----- Records shown -----

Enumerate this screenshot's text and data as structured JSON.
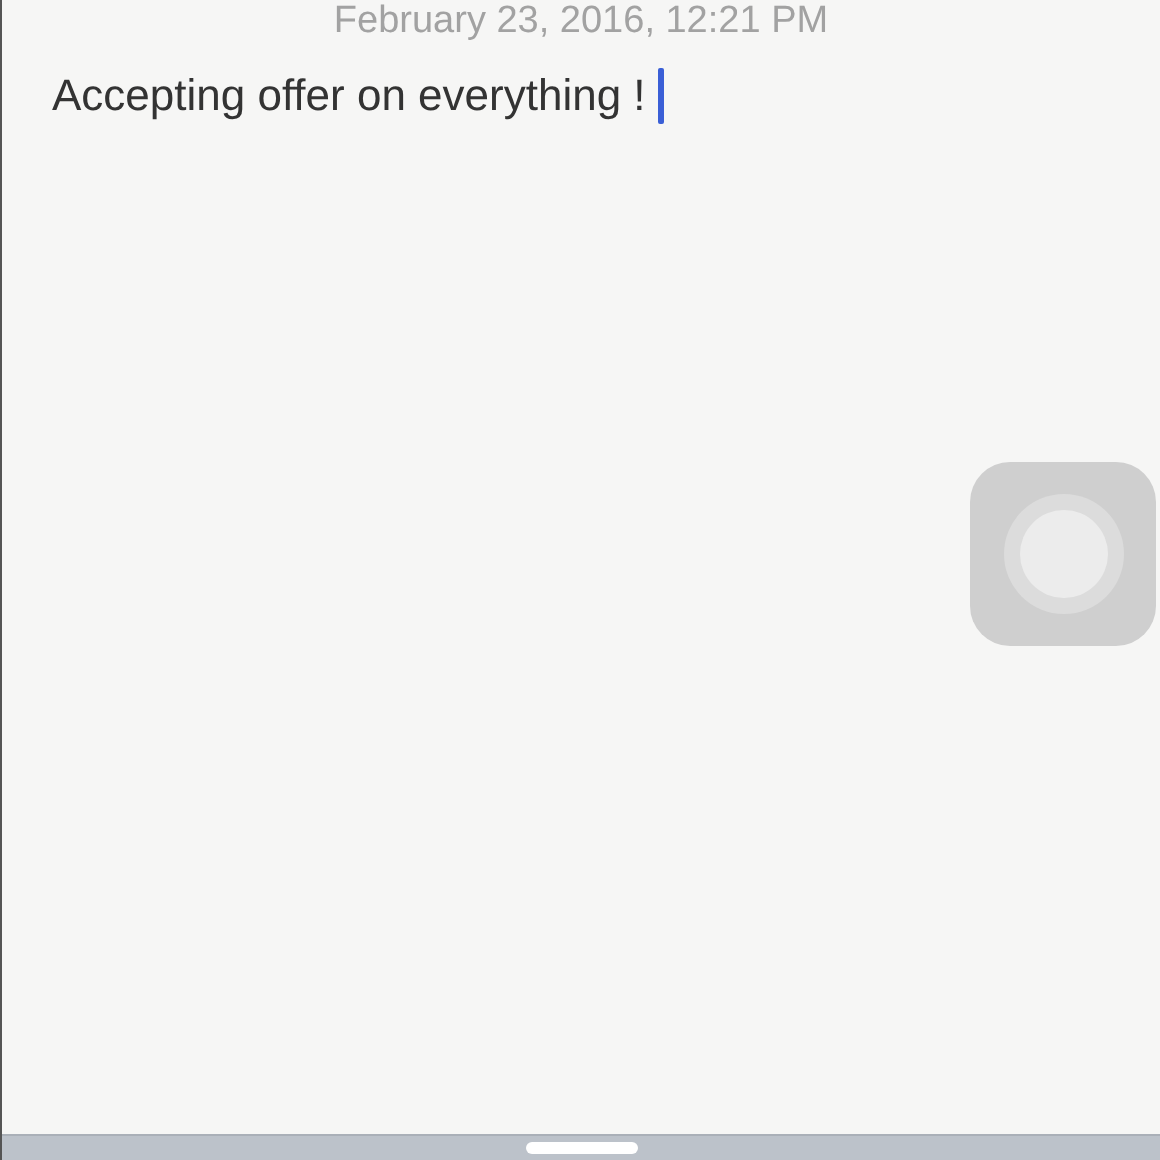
{
  "note": {
    "date": "February 23, 2016, 12:21 PM",
    "body": "Accepting offer on everything !"
  }
}
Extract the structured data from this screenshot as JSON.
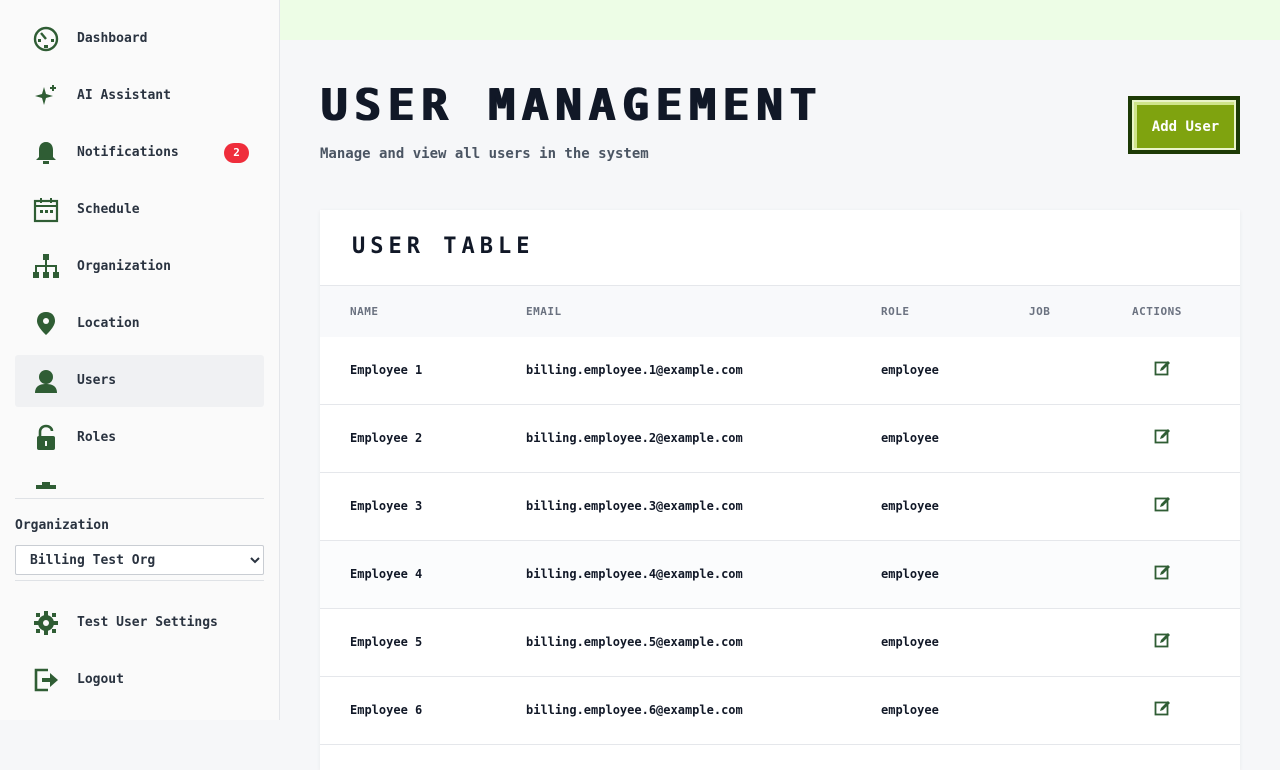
{
  "sidebar": {
    "nav": [
      {
        "label": "Dashboard",
        "icon": "dashboard-icon"
      },
      {
        "label": "AI Assistant",
        "icon": "sparkle-icon"
      },
      {
        "label": "Notifications",
        "icon": "bell-icon",
        "badge": "2"
      },
      {
        "label": "Schedule",
        "icon": "calendar-icon"
      },
      {
        "label": "Organization",
        "icon": "org-chart-icon"
      },
      {
        "label": "Location",
        "icon": "location-pin-icon"
      },
      {
        "label": "Users",
        "icon": "user-icon",
        "active": true
      },
      {
        "label": "Roles",
        "icon": "lock-icon"
      }
    ],
    "org_label": "Organization",
    "org_selected": "Billing Test Org",
    "bottom": [
      {
        "label": "Test User Settings",
        "icon": "gear-icon"
      },
      {
        "label": "Logout",
        "icon": "logout-icon"
      }
    ]
  },
  "header": {
    "title": "USER MANAGEMENT",
    "subtitle": "Manage and view all users in the system",
    "add_button": "Add User"
  },
  "table": {
    "title": "USER TABLE",
    "columns": [
      "NAME",
      "EMAIL",
      "ROLE",
      "JOB",
      "ACTIONS"
    ],
    "rows": [
      {
        "name": "Employee 1",
        "email": "billing.employee.1@example.com",
        "role": "employee",
        "job": ""
      },
      {
        "name": "Employee 2",
        "email": "billing.employee.2@example.com",
        "role": "employee",
        "job": ""
      },
      {
        "name": "Employee 3",
        "email": "billing.employee.3@example.com",
        "role": "employee",
        "job": ""
      },
      {
        "name": "Employee 4",
        "email": "billing.employee.4@example.com",
        "role": "employee",
        "job": ""
      },
      {
        "name": "Employee 5",
        "email": "billing.employee.5@example.com",
        "role": "employee",
        "job": ""
      },
      {
        "name": "Employee 6",
        "email": "billing.employee.6@example.com",
        "role": "employee",
        "job": ""
      }
    ]
  },
  "colors": {
    "accent": "#2f5d34",
    "button": "#7fa30f",
    "badge": "#ef2d3b",
    "topbar": "#edfde6"
  }
}
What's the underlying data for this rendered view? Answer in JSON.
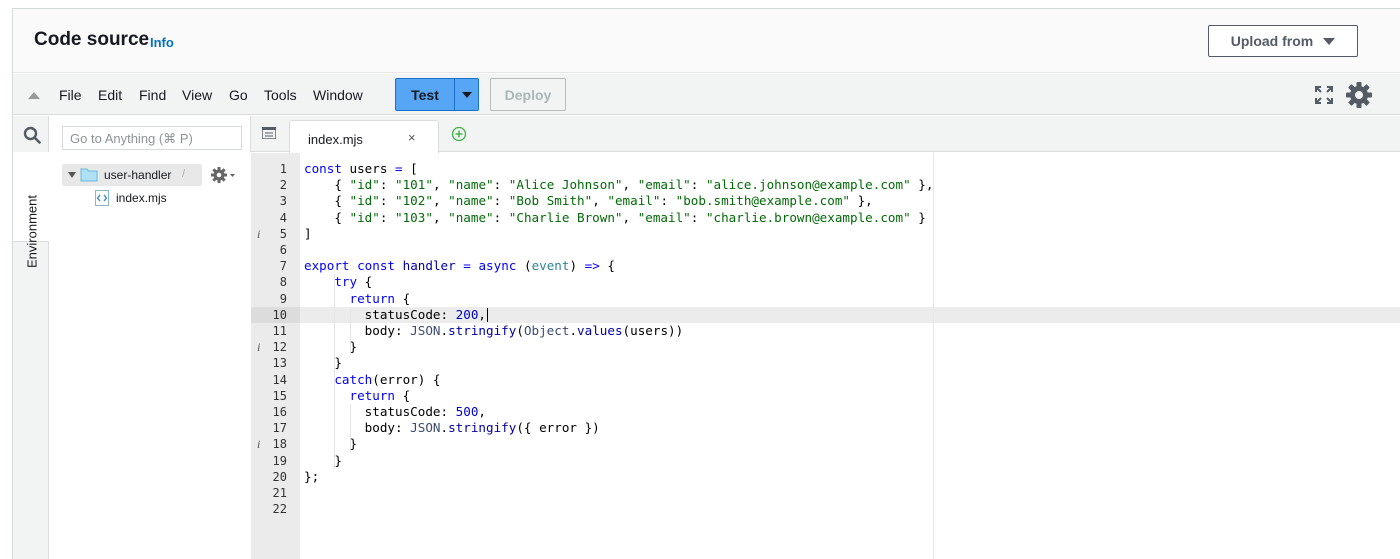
{
  "header": {
    "title": "Code source",
    "info_link": "Info",
    "upload_label": "Upload from"
  },
  "menu": {
    "items": [
      "File",
      "Edit",
      "Find",
      "View",
      "Go",
      "Tools",
      "Window"
    ],
    "test_label": "Test",
    "deploy_label": "Deploy",
    "icons": [
      "collapse-triangle-icon",
      "expand-fullscreen-icon",
      "settings-gear-icon"
    ]
  },
  "sidebar": {
    "environment_label": "Environment",
    "search_placeholder": "Go to Anything (⌘ P)",
    "folder": {
      "name": "user-handler",
      "path": "/"
    },
    "file": "index.mjs"
  },
  "editor": {
    "active_tab": "index.mjs",
    "active_line": 10,
    "info_marked_lines": [
      5,
      12,
      18
    ],
    "lines": [
      "const users = [",
      "    { \"id\": \"101\", \"name\": \"Alice Johnson\", \"email\": \"alice.johnson@example.com\" },",
      "    { \"id\": \"102\", \"name\": \"Bob Smith\", \"email\": \"bob.smith@example.com\" },",
      "    { \"id\": \"103\", \"name\": \"Charlie Brown\", \"email\": \"charlie.brown@example.com\" }",
      "]",
      "",
      "export const handler = async (event) => {",
      "    try {",
      "      return {",
      "        statusCode: 200,",
      "        body: JSON.stringify(Object.values(users))",
      "      }",
      "    }",
      "    catch(error) {",
      "      return {",
      "        statusCode: 500,",
      "        body: JSON.stringify({ error })",
      "      }",
      "    }",
      "};",
      "",
      ""
    ]
  },
  "colors": {
    "accent_blue": "#0073bb",
    "test_button": "#56a6f5",
    "keyword": "#0000ff",
    "string": "#036a07",
    "number": "#0000cd"
  }
}
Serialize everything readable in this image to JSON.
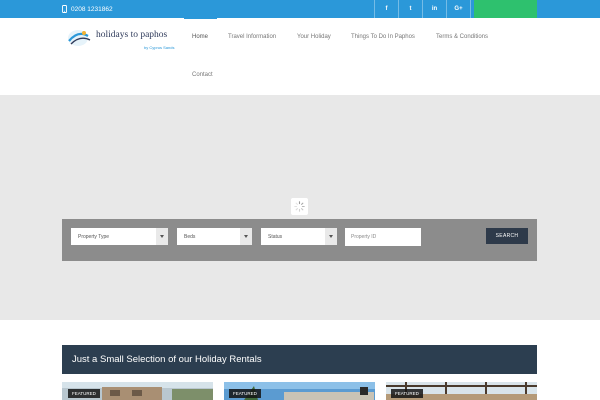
{
  "topbar": {
    "phone": "0208 1231862",
    "social": [
      {
        "icon": "facebook-icon",
        "glyph": "f"
      },
      {
        "icon": "twitter-icon",
        "glyph": "t"
      },
      {
        "icon": "linkedin-icon",
        "glyph": "in"
      },
      {
        "icon": "google-plus-icon",
        "glyph": "G+"
      },
      {
        "icon": "instagram-icon",
        "glyph": "◎"
      }
    ]
  },
  "logo": {
    "title": "holidays to paphos",
    "subtitle": "by Cyprus Sands"
  },
  "nav": {
    "items": [
      "Home",
      "Travel Information",
      "Your Holiday",
      "Things To Do In Paphos",
      "Terms & Conditions",
      "Contact"
    ]
  },
  "search": {
    "property_type": "Property Type",
    "beds": "Beds",
    "status": "Status",
    "property_id_placeholder": "Property ID",
    "button": "SEARCH"
  },
  "section": {
    "title": "Just a Small Selection of our Holiday Rentals"
  },
  "cards": [
    {
      "badge": "FEATURED"
    },
    {
      "badge": "FEATURED"
    },
    {
      "badge": "FEATURED"
    }
  ],
  "colors": {
    "accent": "#2b98d9",
    "green": "#2ec16e",
    "dark": "#2c3e50"
  }
}
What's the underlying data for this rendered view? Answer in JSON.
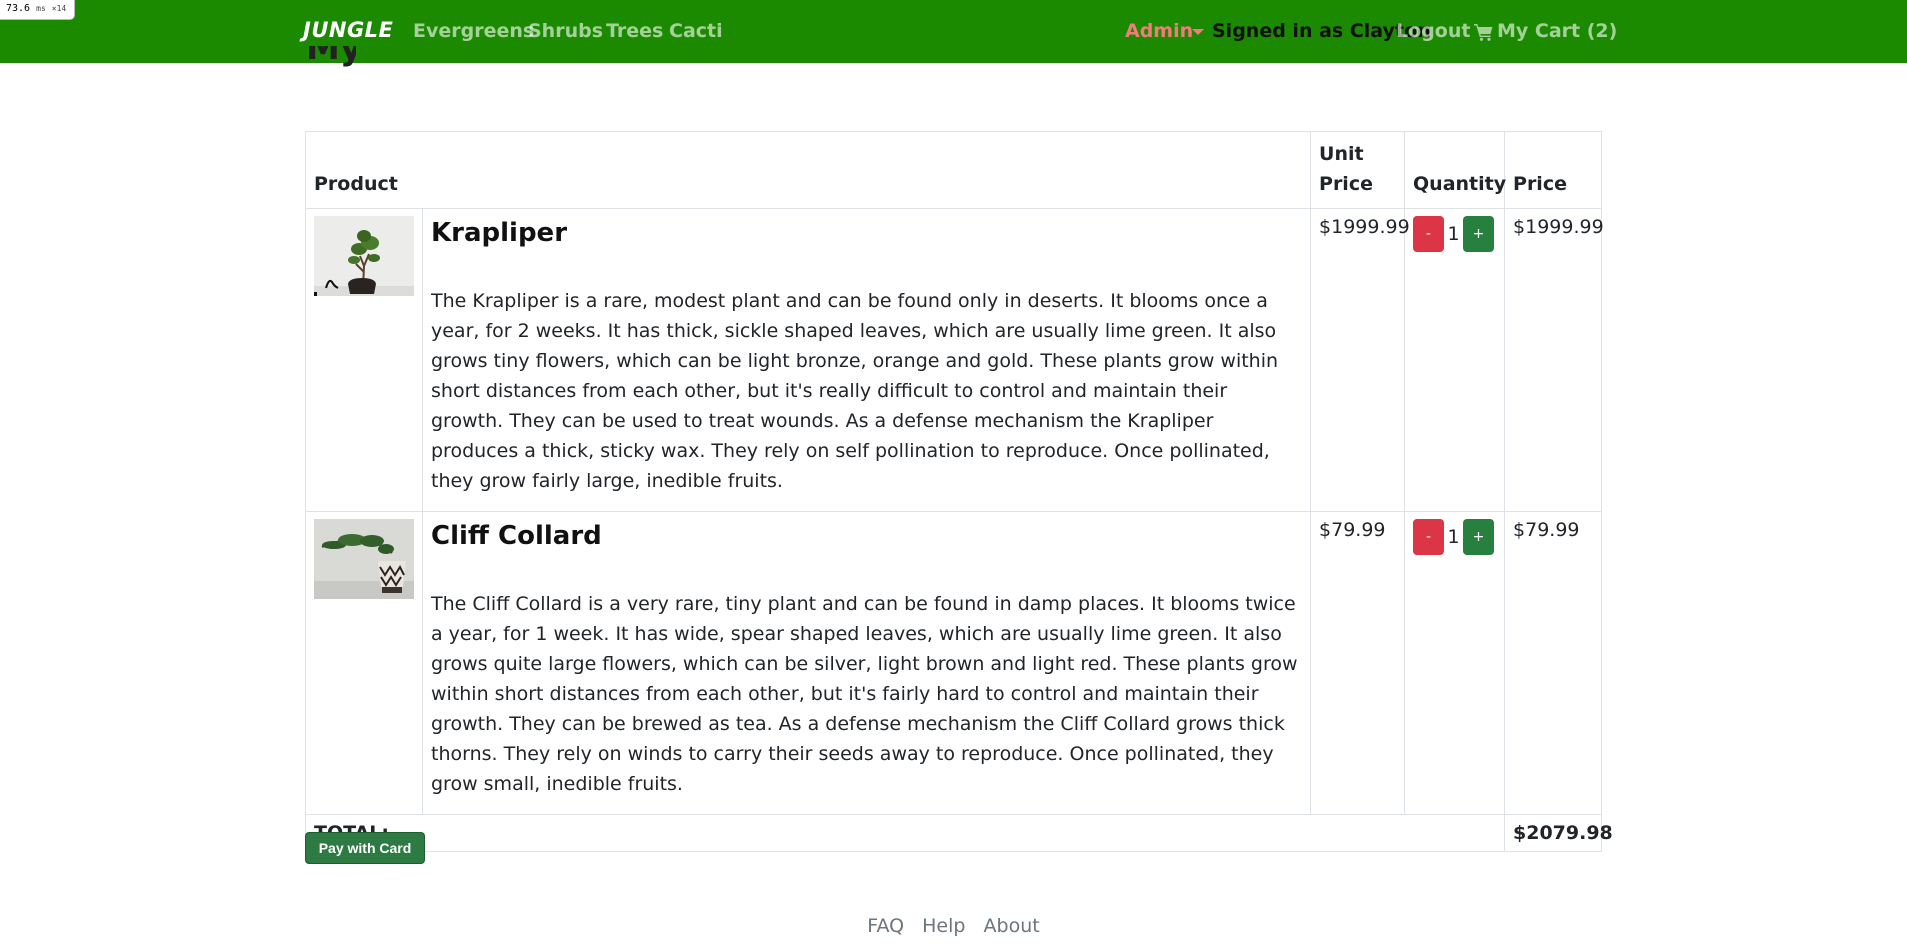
{
  "perf_overlay": {
    "time": "73.6",
    "unit": "ms",
    "mult": "×14"
  },
  "navbar": {
    "brand": "JUNGLE",
    "links": [
      "Evergreens",
      "Shrubs",
      "Trees",
      "Cacti"
    ],
    "admin_label": "Admin",
    "signed_in": "Signed in as Clayton",
    "logout": "Logout",
    "cart_label": "My Cart (2)",
    "bg_color": "#1c8a00"
  },
  "page_title_partial": "My",
  "table": {
    "headers": {
      "product": "Product",
      "unit_price": "Unit Price",
      "quantity": "Quantity",
      "price": "Price"
    },
    "items": [
      {
        "name": "Krapliper",
        "description": "The Krapliper is a rare, modest plant and can be found only in deserts. It blooms once a year, for 2 weeks. It has thick, sickle shaped leaves, which are usually lime green. It also grows tiny flowers, which can be light bronze, orange and gold. These plants grow within short distances from each other, but it's really difficult to control and maintain their growth. They can be used to treat wounds. As a defense mechanism the Krapliper produces a thick, sticky wax. They rely on self pollination to reproduce. Once pollinated, they grow fairly large, inedible fruits.",
        "unit_price": "$1999.99",
        "quantity": "1",
        "price": "$1999.99",
        "image_icon": "bonsai-plant-photo"
      },
      {
        "name": "Cliff Collard",
        "description": "The Cliff Collard is a very rare, tiny plant and can be found in damp places. It blooms twice a year, for 1 week. It has wide, spear shaped leaves, which are usually lime green. It also grows quite large flowers, which can be silver, light brown and light red. These plants grow within short distances from each other, but it's fairly hard to control and maintain their growth. They can be brewed as tea. As a defense mechanism the Cliff Collard grows thick thorns. They rely on winds to carry their seeds away to reproduce. Once pollinated, they grow small, inedible fruits.",
        "unit_price": "$79.99",
        "quantity": "1",
        "price": "$79.99",
        "image_icon": "cascade-bonsai-photo"
      }
    ],
    "minus_label": "-",
    "plus_label": "+",
    "total_label": "TOTAL:",
    "total_value": "$2079.98"
  },
  "pay_button": "Pay with Card",
  "footer": {
    "links": [
      "FAQ",
      "Help",
      "About"
    ]
  }
}
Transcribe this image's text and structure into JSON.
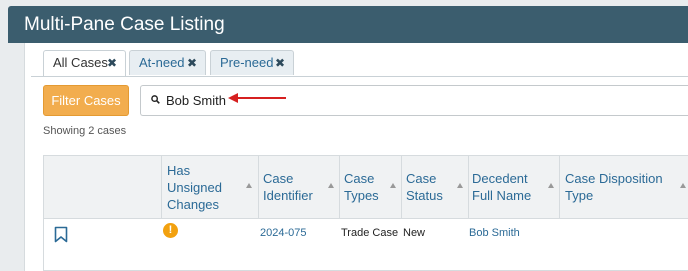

-----

▶ _What you need to do_:
Every entry must be written out exactly, with all pictures left out.

▶ _Exercise result_:
Enumerate this screenshot's text and data as structured JSON.
{
  "note": {
    "date": "February 23, 2016, 12:21 PM",
    "body": "Accepting offer on everything !"
  }
}
Extract the structured data from this screenshot as JSON.
{
  "sidebar": {
    "nav": [
      {
        "label": "Dashboard",
        "icon": "dashboard-icon"
      },
      {
        "label": "AI Assistant",
        "icon": "sparkle-icon"
      },
      {
        "label": "Notifications",
        "icon": "bell-icon",
        "badge": "2"
      },
      {
        "label": "Schedule",
        "icon": "calendar-icon"
      },
      {
        "label": "Organization",
        "icon": "org-chart-icon"
      },
      {
        "label": "Location",
        "icon": "location-pin-icon"
      },
      {
        "label": "Users",
        "icon": "user-icon",
        "active": true
      },
      {
        "label": "Roles",
        "icon": "lock-icon"
      }
    ],
    "org_label": "Organization",
    "org_selected": "Billing Test Org",
    "bottom": [
      {
        "label": "Test User Settings",
        "icon": "gear-icon"
      },
      {
        "label": "Logout",
        "icon": "logout-icon"
      }
    ]
  },
  "header": {
    "title": "USER MANAGEMENT",
    "subtitle": "Manage and view all users in the system",
    "add_button": "Add User"
  },
  "table": {
    "title": "USER TABLE",
    "columns": [
      "NAME",
      "EMAIL",
      "ROLE",
      "JOB",
      "ACTIONS"
    ],
    "rows": [
      {
        "name": "Employee 1",
        "email": "billing.employee.1@example.com",
        "role": "employee",
        "job": ""
      },
      {
        "name": "Employee 2",
        "email": "billing.employee.2@example.com",
        "role": "employee",
        "job": ""
      },
      {
        "name": "Employee 3",
        "email": "billing.employee.3@example.com",
        "role": "employee",
        "job": ""
      },
      {
        "name": "Employee 4",
        "email": "billing.employee.4@example.com",
        "role": "employee",
        "job": ""
      },
      {
        "name": "Employee 5",
        "email": "billing.employee.5@example.com",
        "role": "employee",
        "job": ""
      },
      {
        "name": "Employee 6",
        "email": "billing.employee.6@example.com",
        "role": "employee",
        "job": ""
      }
    ]
  },
  "colors": {
    "accent": "#2f5d34",
    "button": "#7fa30f",
    "badge": "#ef2d3b",
    "topbar": "#edfde6"
  }
}
What's the underlying data for this rendered view? Answer in JSON.
{
  "header": {
    "title": "Code source",
    "info_link": "Info",
    "upload_label": "Upload from"
  },
  "menu": {
    "items": [
      "File",
      "Edit",
      "Find",
      "View",
      "Go",
      "Tools",
      "Window"
    ],
    "test_label": "Test",
    "deploy_label": "Deploy",
    "icons": [
      "collapse-triangle-icon",
      "expand-fullscreen-icon",
      "settings-gear-icon"
    ]
  },
  "sidebar": {
    "environment_label": "Environment",
    "search_placeholder": "Go to Anything (⌘ P)",
    "folder": {
      "name": "user-handler",
      "path": "/"
    },
    "file": "index.mjs"
  },
  "editor": {
    "active_tab": "index.mjs",
    "active_line": 10,
    "info_marked_lines": [
      5,
      12,
      18
    ],
    "lines": [
      "const users = [",
      "    { \"id\": \"101\", \"name\": \"Alice Johnson\", \"email\": \"alice.johnson@example.com\" },",
      "    { \"id\": \"102\", \"name\": \"Bob Smith\", \"email\": \"bob.smith@example.com\" },",
      "    { \"id\": \"103\", \"name\": \"Charlie Brown\", \"email\": \"charlie.brown@example.com\" }",
      "]",
      "",
      "export const handler = async (event) => {",
      "    try {",
      "      return {",
      "        statusCode: 200,",
      "        body: JSON.stringify(Object.values(users))",
      "      }",
      "    }",
      "    catch(error) {",
      "      return {",
      "        statusCode: 500,",
      "        body: JSON.stringify({ error })",
      "      }",
      "    }",
      "};",
      "",
      ""
    ]
  },
  "colors": {
    "accent_blue": "#0073bb",
    "test_button": "#56a6f5",
    "keyword": "#0000ff",
    "string": "#036a07",
    "number": "#0000cd"
  }
}
Serialize everything readable in this image to JSON.
{
  "topbar": {
    "phone": "0208 1231862",
    "social": [
      {
        "icon": "facebook-icon",
        "glyph": "f"
      },
      {
        "icon": "twitter-icon",
        "glyph": "t"
      },
      {
        "icon": "linkedin-icon",
        "glyph": "in"
      },
      {
        "icon": "google-plus-icon",
        "glyph": "G+"
      },
      {
        "icon": "instagram-icon",
        "glyph": "◎"
      }
    ]
  },
  "logo": {
    "title": "holidays to paphos",
    "subtitle": "by Cyprus Sands"
  },
  "nav": {
    "items": [
      "Home",
      "Travel Information",
      "Your Holiday",
      "Things To Do In Paphos",
      "Terms & Conditions",
      "Contact"
    ]
  },
  "search": {
    "property_type": "Property Type",
    "beds": "Beds",
    "status": "Status",
    "property_id_placeholder": "Property ID",
    "button": "SEARCH"
  },
  "section": {
    "title": "Just a Small Selection of our Holiday Rentals"
  },
  "cards": [
    {
      "badge": "FEATURED"
    },
    {
      "badge": "FEATURED"
    },
    {
      "badge": "FEATURED"
    }
  ],
  "colors": {
    "accent": "#2b98d9",
    "green": "#2ec16e",
    "dark": "#2c3e50"
  }
}
What's the underlying data for this rendered view? Answer in JSON.
{
  "perf_overlay": {
    "time": "73.6",
    "unit": "ms",
    "mult": "×14"
  },
  "navbar": {
    "brand": "JUNGLE",
    "links": [
      "Evergreens",
      "Shrubs",
      "Trees",
      "Cacti"
    ],
    "admin_label": "Admin",
    "signed_in": "Signed in as Clayton",
    "logout": "Logout",
    "cart_label": "My Cart (2)",
    "bg_color": "#1c8a00"
  },
  "page_title_partial": "My",
  "table": {
    "headers": {
      "product": "Product",
      "unit_price": "Unit Price",
      "quantity": "Quantity",
      "price": "Price"
    },
    "items": [
      {
        "name": "Krapliper",
        "description": "The Krapliper is a rare, modest plant and can be found only in deserts. It blooms once a year, for 2 weeks. It has thick, sickle shaped leaves, which are usually lime green. It also grows tiny flowers, which can be light bronze, orange and gold. These plants grow within short distances from each other, but it's really difficult to control and maintain their growth. They can be used to treat wounds. As a defense mechanism the Krapliper produces a thick, sticky wax. They rely on self pollination to reproduce. Once pollinated, they grow fairly large, inedible fruits.",
        "unit_price": "$1999.99",
        "quantity": "1",
        "price": "$1999.99",
        "image_icon": "bonsai-plant-photo"
      },
      {
        "name": "Cliff Collard",
        "description": "The Cliff Collard is a very rare, tiny plant and can be found in damp places. It blooms twice a year, for 1 week. It has wide, spear shaped leaves, which are usually lime green. It also grows quite large flowers, which can be silver, light brown and light red. These plants grow within short distances from each other, but it's fairly hard to control and maintain their growth. They can be brewed as tea. As a defense mechanism the Cliff Collard grows thick thorns. They rely on winds to carry their seeds away to reproduce. Once pollinated, they grow small, inedible fruits.",
        "unit_price": "$79.99",
        "quantity": "1",
        "price": "$79.99",
        "image_icon": "cascade-bonsai-photo"
      }
    ],
    "minus_label": "-",
    "plus_label": "+",
    "total_label": "TOTAL:",
    "total_value": "$2079.98"
  },
  "pay_button": "Pay with Card",
  "footer": {
    "links": [
      "FAQ",
      "Help",
      "About"
    ]
  }
}
Transcribe this image's text and structure into JSON.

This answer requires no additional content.